## Your goal
Quote the full listing word for word.

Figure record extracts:
* start *
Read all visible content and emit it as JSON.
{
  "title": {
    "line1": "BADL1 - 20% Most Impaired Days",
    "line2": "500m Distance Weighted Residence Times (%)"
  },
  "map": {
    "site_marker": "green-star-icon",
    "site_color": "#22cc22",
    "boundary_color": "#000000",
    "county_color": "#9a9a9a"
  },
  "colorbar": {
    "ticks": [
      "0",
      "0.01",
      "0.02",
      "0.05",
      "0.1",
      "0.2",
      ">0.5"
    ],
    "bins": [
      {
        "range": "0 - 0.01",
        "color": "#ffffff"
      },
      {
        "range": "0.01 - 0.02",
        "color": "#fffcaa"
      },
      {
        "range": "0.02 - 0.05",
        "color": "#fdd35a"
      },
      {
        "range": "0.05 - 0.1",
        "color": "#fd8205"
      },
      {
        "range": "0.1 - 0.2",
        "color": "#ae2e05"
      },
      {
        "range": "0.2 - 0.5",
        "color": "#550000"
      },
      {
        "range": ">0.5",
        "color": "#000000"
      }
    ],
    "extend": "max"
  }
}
* end *
## Answer in full
Read all visible content and emit it as JSON.
{
  "title": {
    "line1": "BADL1 - 20% Most Impaired Days",
    "line2": "500m Distance Weighted Residence Times (%)"
  },
  "map": {
    "site_marker": "green-star-icon",
    "site_color": "#22cc22",
    "boundary_color": "#000000",
    "county_color": "#9a9a9a"
  },
  "colorbar": {
    "ticks": [
      "0",
      "0.01",
      "0.02",
      "0.05",
      "0.1",
      "0.2",
      ">0.5"
    ],
    "bins": [
      {
        "range": "0 - 0.01",
        "color": "#ffffff"
      },
      {
        "range": "0.01 - 0.02",
        "color": "#fffcaa"
      },
      {
        "range": "0.02 - 0.05",
        "color": "#fdd35a"
      },
      {
        "range": "0.05 - 0.1",
        "color": "#fd8205"
      },
      {
        "range": "0.1 - 0.2",
        "color": "#ae2e05"
      },
      {
        "range": "0.2 - 0.5",
        "color": "#550000"
      },
      {
        "range": ">0.5",
        "color": "#000000"
      }
    ],
    "extend": "max"
  }
}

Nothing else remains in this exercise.